## [RECORDS]

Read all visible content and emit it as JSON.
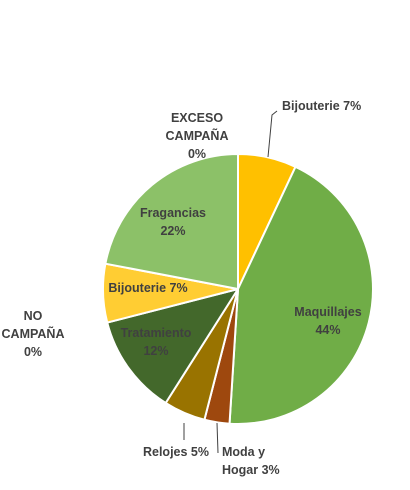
{
  "chart_data": {
    "type": "pie",
    "title": "",
    "slices": [
      {
        "label": "Bijouterie",
        "value": 7,
        "value_label": "7%",
        "color": "#FFC000",
        "label_lines": [
          "Bijouterie 7%"
        ]
      },
      {
        "label": "Maquillajes",
        "value": 44,
        "value_label": "44%",
        "color": "#70AD47",
        "label_lines": [
          "Maquillajes",
          "44%"
        ]
      },
      {
        "label": "Moda y Hogar",
        "value": 3,
        "value_label": "3%",
        "color": "#9E480E",
        "label_lines": [
          "Moda y",
          "Hogar 3%"
        ]
      },
      {
        "label": "Relojes",
        "value": 5,
        "value_label": "5%",
        "color": "#997300",
        "label_lines": [
          "Relojes 5%"
        ]
      },
      {
        "label": "Tratamiento",
        "value": 12,
        "value_label": "12%",
        "color": "#43682B",
        "label_lines": [
          "Tratamiento",
          "12%"
        ]
      },
      {
        "label": "Bijouterie",
        "value": 7,
        "value_label": "7%",
        "color": "#FFCD33",
        "label_lines": [
          "Bijouterie 7%"
        ]
      },
      {
        "label": "NO CAMPAÑA",
        "value": 0,
        "value_label": "0%",
        "color": "#8FAADC",
        "label_lines": [
          "NO",
          "CAMPAÑA",
          "0%"
        ]
      },
      {
        "label": "Fragancias",
        "value": 22,
        "value_label": "22%",
        "color": "#8CC168",
        "label_lines": [
          "Fragancias",
          "22%"
        ]
      },
      {
        "label": "EXCESO CAMPAÑA",
        "value": 0,
        "value_label": "0%",
        "color": "#F4B183",
        "label_lines": [
          "EXCESO",
          "CAMPAÑA",
          "0%"
        ]
      }
    ],
    "legend": "none",
    "start_angle": "12 o'clock",
    "direction": "clockwise"
  }
}
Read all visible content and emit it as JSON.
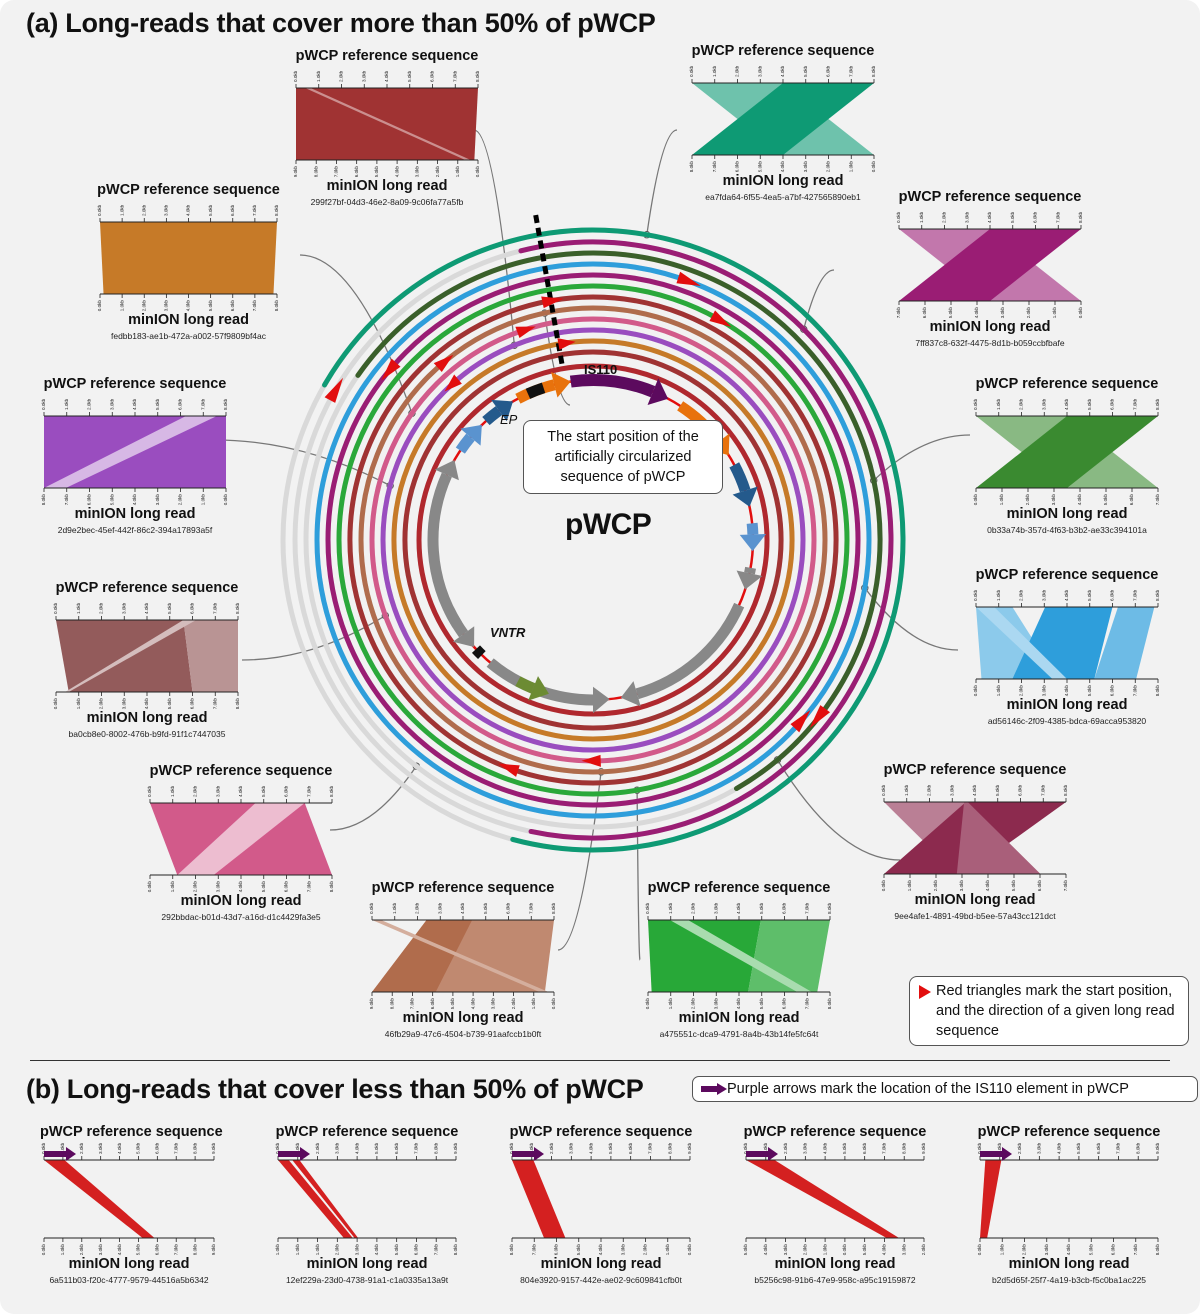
{
  "section_a": {
    "title": "(a) Long-reads that cover more than 50% of pWCP"
  },
  "section_b": {
    "title": "(b) Long-reads that cover less than 50% of pWCP"
  },
  "center": {
    "label": "pWCP",
    "is110_label": "IS110",
    "ep_label": "EP",
    "vntr_label": "VNTR",
    "start_callout": "The start position of the artificially circularized sequence of pWCP"
  },
  "legend": {
    "triangles": "Red triangles mark the start position, and the direction of a given long read sequence",
    "arrows": "Purple arrows mark the location of the IS110 element in pWCP"
  },
  "labels": {
    "ref": "pWCP reference sequence",
    "read": "minION long read"
  },
  "colors": {
    "is110": "#5c0a5e",
    "start_marker": "#e20e0e",
    "partial_alignment": "#d42020",
    "ring_background": "#d9d9d9",
    "gene_gray": "#888888",
    "gene_orange": "#e8720c",
    "gene_darkblue": "#245a8c",
    "gene_lightblue": "#5a93cf",
    "gene_olive": "#6c8b33"
  },
  "panels_a": [
    {
      "id": "299f27bf-04d3-46e2-8a09-9c06fa77a5fb",
      "color": "#a03333",
      "ref_ticks": [
        "0.0kb",
        "1.0kb",
        "2.0kb",
        "3.0kb",
        "4.0kb",
        "5.0kb",
        "6.0kb",
        "7.0kb",
        "8.0kb"
      ],
      "read_ticks": [
        "9.0kb",
        "8.0kb",
        "7.0kb",
        "6.0kb",
        "5.0kb",
        "4.0kb",
        "3.0kb",
        "2.0kb",
        "1.0kb",
        "0.0kb"
      ]
    },
    {
      "id": "ea7fda64-6f55-4ea5-a7bf-427565890eb1",
      "color": "#0e9a74",
      "ref_ticks": [
        "0.0kb",
        "1.0kb",
        "2.0kb",
        "3.0kb",
        "4.0kb",
        "5.0kb",
        "6.0kb",
        "7.0kb",
        "8.0kb"
      ],
      "read_ticks": [
        "8.0kb",
        "7.0kb",
        "6.0kb",
        "5.0kb",
        "4.0kb",
        "3.0kb",
        "2.0kb",
        "1.0kb",
        "0.0kb"
      ]
    },
    {
      "id": "fedbb183-ae1b-472a-a002-57f9809bf4ac",
      "color": "#c67a28",
      "ref_ticks": [
        "0.0kb",
        "1.0kb",
        "2.0kb",
        "3.0kb",
        "4.0kb",
        "5.0kb",
        "6.0kb",
        "7.0kb",
        "8.0kb"
      ],
      "read_ticks": [
        "0.0kb",
        "1.0kb",
        "2.0kb",
        "3.0kb",
        "4.0kb",
        "5.0kb",
        "6.0kb",
        "7.0kb",
        "8.0kb"
      ]
    },
    {
      "id": "7ff837c8-632f-4475-8d1b-b059ccbfbafe",
      "color": "#9a1d74",
      "ref_ticks": [
        "0.0kb",
        "1.0kb",
        "2.0kb",
        "3.0kb",
        "4.0kb",
        "5.0kb",
        "6.0kb",
        "7.0kb",
        "8.0kb"
      ],
      "read_ticks": [
        "7.0kb",
        "6.0kb",
        "5.0kb",
        "4.0kb",
        "3.0kb",
        "2.0kb",
        "1.0kb",
        "0.0kb"
      ]
    },
    {
      "id": "2d9e2bec-45ef-442f-86c2-394a17893a5f",
      "color": "#9a4dbf",
      "ref_ticks": [
        "0.0kb",
        "1.0kb",
        "2.0kb",
        "3.0kb",
        "4.0kb",
        "5.0kb",
        "6.0kb",
        "7.0kb",
        "8.0kb"
      ],
      "read_ticks": [
        "8.0kb",
        "7.0kb",
        "6.0kb",
        "5.0kb",
        "4.0kb",
        "3.0kb",
        "2.0kb",
        "1.0kb",
        "0.0kb"
      ]
    },
    {
      "id": "0b33a74b-357d-4f63-b3b2-ae33c394101a",
      "color": "#3a8a30",
      "ref_ticks": [
        "0.0kb",
        "1.0kb",
        "2.0kb",
        "3.0kb",
        "4.0kb",
        "5.0kb",
        "6.0kb",
        "7.0kb",
        "8.0kb"
      ],
      "read_ticks": [
        "0.0kb",
        "1.0kb",
        "2.0kb",
        "3.0kb",
        "4.0kb",
        "5.0kb",
        "6.0kb",
        "7.0kb"
      ]
    },
    {
      "id": "ba0cb8e0-8002-476b-b9fd-91f1c7447035",
      "color": "#935b5b",
      "ref_ticks": [
        "0.0kb",
        "1.0kb",
        "2.0kb",
        "3.0kb",
        "4.0kb",
        "5.0kb",
        "6.0kb",
        "7.0kb",
        "8.0kb"
      ],
      "read_ticks": [
        "0.0kb",
        "1.0kb",
        "2.0kb",
        "3.0kb",
        "4.0kb",
        "5.0kb",
        "6.0kb",
        "7.0kb",
        "8.0kb"
      ]
    },
    {
      "id": "ad56146c-2f09-4385-bdca-69acca953820",
      "color": "#2e9edb",
      "ref_ticks": [
        "0.0kb",
        "1.0kb",
        "2.0kb",
        "3.0kb",
        "4.0kb",
        "5.0kb",
        "6.0kb",
        "7.0kb",
        "8.0kb"
      ],
      "read_ticks": [
        "0.0kb",
        "1.0kb",
        "2.0kb",
        "3.0kb",
        "4.0kb",
        "5.0kb",
        "6.0kb",
        "7.0kb",
        "8.0kb"
      ]
    },
    {
      "id": "292bbdac-b01d-43d7-a16d-d1c4429fa3e5",
      "color": "#d25a8a",
      "ref_ticks": [
        "0.0kb",
        "1.0kb",
        "2.0kb",
        "3.0kb",
        "4.0kb",
        "5.0kb",
        "6.0kb",
        "7.0kb",
        "8.0kb"
      ],
      "read_ticks": [
        "0.0kb",
        "1.0kb",
        "2.0kb",
        "3.0kb",
        "4.0kb",
        "5.0kb",
        "6.0kb",
        "7.0kb",
        "8.0kb"
      ]
    },
    {
      "id": "9ee4afe1-4891-49bd-b5ee-57a43cc121dct",
      "color": "#8c2a4e",
      "ref_ticks": [
        "0.0kb",
        "1.0kb",
        "2.0kb",
        "3.0kb",
        "4.0kb",
        "5.0kb",
        "6.0kb",
        "7.0kb",
        "8.0kb"
      ],
      "read_ticks": [
        "0.0kb",
        "1.0kb",
        "2.0kb",
        "3.0kb",
        "4.0kb",
        "5.0kb",
        "6.0kb",
        "7.0kb"
      ]
    },
    {
      "id": "46fb29a9-47c6-4504-b739-91aafccb1b0ft",
      "color": "#b06c4c",
      "ref_ticks": [
        "0.0kb",
        "1.0kb",
        "2.0kb",
        "3.0kb",
        "4.0kb",
        "5.0kb",
        "6.0kb",
        "7.0kb",
        "8.0kb"
      ],
      "read_ticks": [
        "9.0kb",
        "8.0kb",
        "7.0kb",
        "6.0kb",
        "5.0kb",
        "4.0kb",
        "3.0kb",
        "2.0kb",
        "1.0kb",
        "0.0kb"
      ]
    },
    {
      "id": "a475551c-dca9-4791-8a4b-43b14fe5fc64t",
      "color": "#28a838",
      "ref_ticks": [
        "0.0kb",
        "1.0kb",
        "2.0kb",
        "3.0kb",
        "4.0kb",
        "5.0kb",
        "6.0kb",
        "7.0kb",
        "8.0kb"
      ],
      "read_ticks": [
        "0.0kb",
        "1.0kb",
        "2.0kb",
        "3.0kb",
        "4.0kb",
        "5.0kb",
        "6.0kb",
        "7.0kb",
        "8.0kb"
      ]
    }
  ],
  "panels_b": [
    {
      "id": "6a511b03-f20c-4777-9579-44516a5b6342",
      "ref_ticks": [
        "0.0kb",
        "1.0kb",
        "2.0kb",
        "3.0kb",
        "4.0kb",
        "5.0kb",
        "6.0kb",
        "7.0kb",
        "8.0kb",
        "9.0kb"
      ],
      "read_ticks": [
        "0.0kb",
        "1.0kb",
        "2.0kb",
        "3.0kb",
        "4.0kb",
        "5.0kb",
        "6.0kb",
        "7.0kb",
        "8.0kb",
        "9.0kb"
      ]
    },
    {
      "id": "12ef229a-23d0-4738-91a1-c1a0335a13a9t",
      "ref_ticks": [
        "0.0kb",
        "1.0kb",
        "2.0kb",
        "3.0kb",
        "4.0kb",
        "5.0kb",
        "6.0kb",
        "7.0kb",
        "8.0kb",
        "9.0kb"
      ],
      "read_ticks": [
        "1.0kb",
        "1.0kb",
        "1.0kb",
        "2.0kb",
        "3.0kb",
        "4.0kb",
        "5.0kb",
        "6.0kb",
        "7.0kb",
        "8.0kb"
      ]
    },
    {
      "id": "804e3920-9157-442e-ae02-9c609841cfb0t",
      "ref_ticks": [
        "0.0kb",
        "1.0kb",
        "2.0kb",
        "3.0kb",
        "4.0kb",
        "5.0kb",
        "6.0kb",
        "7.0kb",
        "8.0kb",
        "9.0kb"
      ],
      "read_ticks": [
        "8.0kb",
        "7.0kb",
        "6.0kb",
        "5.0kb",
        "4.0kb",
        "3.0kb",
        "2.0kb",
        "1.0kb",
        "0.0kb"
      ]
    },
    {
      "id": "b5256c98-91b6-47e9-958c-a95c19159872",
      "ref_ticks": [
        "0.0kb",
        "1.0kb",
        "2.0kb",
        "3.0kb",
        "4.0kb",
        "5.0kb",
        "6.0kb",
        "7.0kb",
        "8.0kb",
        "9.0kb"
      ],
      "read_ticks": [
        "5.0kb",
        "4.0kb",
        "3.0kb",
        "2.0kb",
        "1.0kb",
        "0.0kb",
        "5.0kb",
        "4.0kb",
        "3.0kb",
        "2.0kb"
      ]
    },
    {
      "id": "b2d5d65f-25f7-4a19-b3cb-f5c0ba1ac225",
      "ref_ticks": [
        "0.0kb",
        "1.0kb",
        "2.0kb",
        "3.0kb",
        "4.0kb",
        "5.0kb",
        "6.0kb",
        "7.0kb",
        "8.0kb",
        "9.0kb"
      ],
      "read_ticks": [
        "0.0kb",
        "1.0kb",
        "2.0kb",
        "3.0kb",
        "4.0kb",
        "5.0kb",
        "6.0kb",
        "7.0kb",
        "8.0kb"
      ]
    }
  ]
}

## [WORK REQUIRED]
Search the preceding listing for the word "pWCP" and pull out every line that holds it.

## [ANSWER IN FULL]
    "title": "(a) Long-reads that cover more than 50% of pWCP"
    "title": "(b) Long-reads that cover less than 50% of pWCP"
    "label": "pWCP",
    "start_callout": "The start position of the artificially circularized sequence of pWCP"
    "arrows": "Purple arrows mark the location of the IS110 element in pWCP"
    "ref": "pWCP reference sequence",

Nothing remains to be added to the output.